>>>

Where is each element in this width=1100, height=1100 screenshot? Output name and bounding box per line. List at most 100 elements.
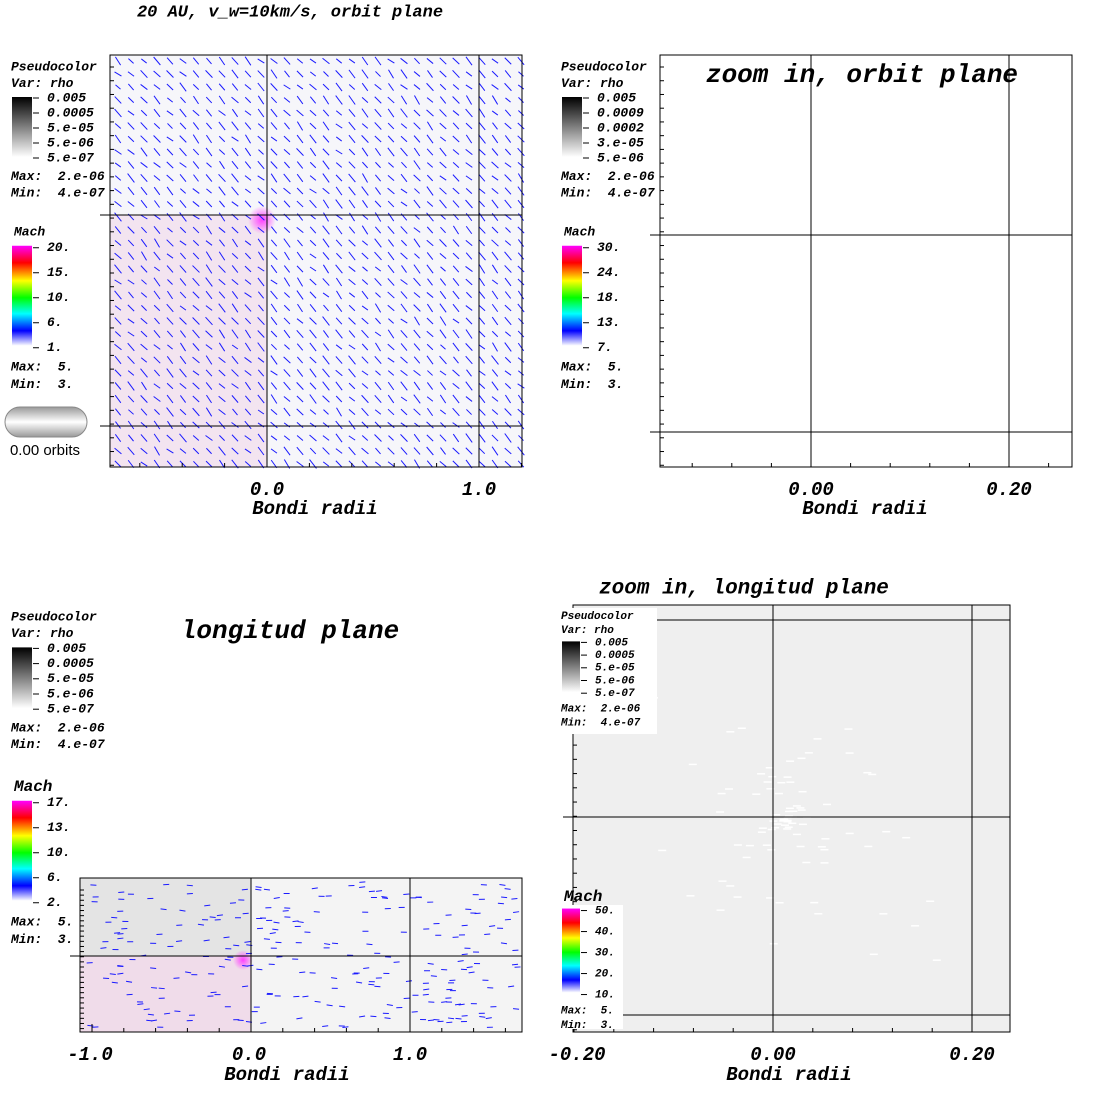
- velocity-arrow: [244, 70, 252, 78]
- velocity-arrow: [218, 251, 226, 261]
- velocity-arrow: [447, 1017, 455, 1020]
- velocity-arrow: [244, 408, 252, 416]
- velocity-arrow: [114, 71, 122, 77]
- velocity-arrow: [309, 253, 317, 259]
- velocity-arrow: [283, 277, 291, 287]
- velocity-arrow: [335, 433, 343, 443]
- velocity-arrow: [273, 896, 280, 899]
- velocity-arrow: [491, 161, 499, 169]
- velocity-arrow: [400, 434, 408, 442]
- velocity-arrow: [426, 186, 434, 196]
- velocity-arrow: [153, 135, 161, 143]
- velocity-arrow: [335, 174, 343, 182]
- velocity-arrow: [478, 304, 486, 312]
- velocity-arrow: [140, 343, 148, 351]
- velocity-arrow: [283, 135, 291, 143]
- velocity-arrow: [400, 447, 408, 455]
- velocity-arrow: [179, 395, 187, 403]
- velocity-arrow: [324, 943, 331, 946]
- velocity-arrow: [400, 147, 408, 157]
- velocity-arrow: [309, 304, 317, 312]
- velocity-arrow: [426, 434, 434, 442]
- legend-min: Min: 4.e-07: [10, 737, 105, 752]
- velocity-arrow: [478, 188, 486, 194]
- velocity-arrow: [504, 447, 512, 455]
- legend-tick-label: 5.e-07: [47, 150, 94, 165]
- velocity-arrow: [153, 175, 161, 181]
- legend-min: Min: 3.: [10, 377, 73, 392]
- velocity-arrow: [413, 238, 421, 248]
- velocity-arrow: [192, 421, 200, 429]
- velocity-arrow: [452, 303, 460, 313]
- velocity-arrow: [374, 212, 382, 222]
- velocity-arrow: [339, 1005, 346, 1008]
- velocity-arrow: [166, 355, 174, 365]
- velocity-arrow: [140, 122, 148, 130]
- legend-tick-label: 0.005: [597, 90, 636, 105]
- velocity-arrow: [299, 971, 306, 974]
- plot-frame: [109, 54, 523, 468]
- velocity-arrow: [166, 330, 174, 338]
- velocity-arrow: [400, 291, 408, 299]
- velocity-arrow: [335, 369, 343, 377]
- velocity-arrow: [218, 83, 226, 91]
- velocity-arrow: [153, 383, 161, 389]
- velocity-arrow: [374, 108, 382, 118]
- velocity-arrow: [296, 277, 304, 287]
- velocity-arrow: [244, 448, 252, 454]
- velocity-arrow: [296, 461, 304, 467]
- velocity-arrow: [127, 71, 135, 77]
- velocity-arrow: [517, 239, 525, 247]
- velocity-arrow: [361, 329, 369, 339]
- velocity-arrow: [465, 421, 473, 429]
- velocity-arrow: [361, 225, 369, 235]
- velocity-arrow: [504, 122, 512, 130]
- velocity-arrow: [309, 122, 317, 130]
- velocity-arrow: [335, 186, 343, 196]
- velocity-arrow: [179, 408, 187, 416]
- velocity-arrow: [413, 408, 421, 416]
- velocity-arrow: [166, 394, 174, 404]
- legend-tick-label: 0.005: [595, 637, 628, 649]
- velocity-arrow: [140, 395, 148, 403]
- velocity-arrow: [179, 58, 187, 64]
- velocity-arrow: [143, 1008, 150, 1011]
- velocity-arrow: [414, 95, 420, 105]
- velocity-arrow: [348, 226, 356, 234]
- velocity-arrow: [478, 383, 486, 389]
- velocity-arrow: [466, 369, 472, 377]
- velocity-arrow: [166, 174, 174, 182]
- velocity-arrow: [439, 329, 447, 339]
- velocity-arrow: [257, 70, 265, 78]
- velocity-arrow: [362, 200, 368, 208]
- velocity-arrow: [283, 396, 291, 402]
- velocity-arrow: [439, 199, 447, 209]
- velocity-arrow: [466, 291, 472, 299]
- velocity-arrow: [381, 896, 388, 898]
- velocity-arrow: [361, 135, 369, 143]
- velocity-arrow: [504, 421, 512, 429]
- velocity-arrow: [323, 212, 329, 222]
- velocity-arrow: [192, 382, 200, 390]
- velocity-arrow: [504, 331, 512, 337]
- velocity-arrow: [244, 304, 252, 312]
- velocity-arrow: [348, 199, 356, 209]
- x-tick-label: -0.20: [548, 1044, 605, 1066]
- velocity-arrow: [387, 96, 395, 104]
- velocity-arrow: [478, 212, 486, 222]
- velocity-arrow: [244, 317, 252, 325]
- velocity-arrow: [206, 83, 212, 91]
- velocity-arrow: [114, 162, 122, 168]
- velocity-arrow: [491, 134, 499, 144]
- velocity-arrow: [478, 69, 486, 79]
- velocity-arrow: [348, 330, 356, 338]
- velocity-arrow: [374, 303, 382, 313]
- x-tick-label: 0.00: [750, 1044, 796, 1066]
- velocity-arrow: [231, 447, 239, 455]
- velocity-arrow: [218, 329, 226, 339]
- velocity-arrow: [504, 394, 512, 404]
- velocity-arrow: [153, 356, 161, 364]
- velocity-arrow: [231, 226, 239, 234]
- velocity-arrow: [257, 369, 265, 377]
- velocity-arrow: [335, 420, 343, 430]
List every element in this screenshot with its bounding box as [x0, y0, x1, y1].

<<<

**Exercise requirements**
Render the material as a Markdown table covering everything from the line containing "- velocity-arrow: [244, 70, 252, 78]" down to the line containing "- velocity-arrow: [179, 408, 187, 416]", both included. Use the columns Row and Entry, give each line a row number, leave out blank lines, and include no other lines.

**Expected output**
| Row | Entry |
|---|---|
| 1 | - velocity-arrow: [244, 70, 252, 78] |
| 2 | - velocity-arrow: [218, 251, 226, 261] |
| 3 | - velocity-arrow: [447, 1017, 455, 1020] |
| 4 | - velocity-arrow: [244, 408, 252, 416] |
| 5 | - velocity-arrow: [114, 71, 122, 77] |
| 6 | - velocity-arrow: [309, 253, 317, 259] |
| 7 | - velocity-arrow: [283, 277, 291, 287] |
| 8 | - velocity-arrow: [335, 433, 343, 443] |
| 9 | - velocity-arrow: [273, 896, 280, 899] |
| 10 | - velocity-arrow: [491, 161, 499, 169] |
| 11 | - velocity-arrow: [400, 434, 408, 442] |
| 12 | - velocity-arrow: [426, 186, 434, 196] |
| 13 | - velocity-arrow: [153, 135, 161, 143] |
| 14 | - velocity-arrow: [335, 174, 343, 182] |
| 15 | - velocity-arrow: [478, 304, 486, 312] |
| 16 | - velocity-arrow: [140, 343, 148, 351] |
| 17 | - velocity-arrow: [283, 135, 291, 143] |
| 18 | - velocity-arrow: [400, 447, 408, 455] |
| 19 | - velocity-arrow: [179, 395, 187, 403] |
| 20 | - velocity-arrow: [324, 943, 331, 946] |
| 21 | - velocity-arrow: [400, 147, 408, 157] |
| 22 | - velocity-arrow: [309, 304, 317, 312] |
| 23 | - velocity-arrow: [426, 434, 434, 442] |
| 24 | - legend-min: Min: 4.e-07: [10, 737, 105, 752] |
| 25 | - velocity-arrow: [478, 188, 486, 194] |
| 26 | - velocity-arrow: [504, 447, 512, 455] |
| 27 | - legend-tick-label: 5.e-07: [47, 150, 94, 165] |
| 28 | - velocity-arrow: [153, 175, 161, 181] |
| 29 | - legend-min: Min: 3.: [10, 377, 73, 392] |
| 30 | - velocity-arrow: [413, 238, 421, 248] |
| 31 | - velocity-arrow: [192, 421, 200, 429] |
| 32 | - velocity-arrow: [452, 303, 460, 313] |
| 33 | - velocity-arrow: [374, 212, 382, 222] |
| 34 | - velocity-arrow: [339, 1005, 346, 1008] |
| 35 | - velocity-arrow: [166, 355, 174, 365] |
| 36 | - velocity-arrow: [140, 122, 148, 130] |
| 37 | - legend-tick-label: 0.005: [597, 90, 636, 105] |
| 38 | - velocity-arrow: [299, 971, 306, 974] |
| 39 | - plot-frame: [109, 54, 523, 468] |
| 40 | - velocity-arrow: [166, 330, 174, 338] |
| 41 | - velocity-arrow: [400, 291, 408, 299] |
| 42 | - velocity-arrow: [335, 369, 343, 377] |
| 43 | - velocity-arrow: [218, 83, 226, 91] |
| 44 | - velocity-arrow: [153, 383, 161, 389] |
| 45 | - velocity-arrow: [374, 108, 382, 118] |
| 46 | - velocity-arrow: [296, 277, 304, 287] |
| 47 | - velocity-arrow: [244, 448, 252, 454] |
| 48 | - velocity-arrow: [296, 461, 304, 467] |
| 49 | - velocity-arrow: [127, 71, 135, 77] |
| 50 | - velocity-arrow: [517, 239, 525, 247] |
| 51 | - velocity-arrow: [361, 329, 369, 339] |
| 52 | - velocity-arrow: [465, 421, 473, 429] |
| 53 | - velocity-arrow: [361, 225, 369, 235] |
| 54 | - velocity-arrow: [504, 122, 512, 130] |
| 55 | - velocity-arrow: [309, 122, 317, 130] |
| 56 | - velocity-arrow: [335, 186, 343, 196] |
| 57 | - velocity-arrow: [179, 408, 187, 416] |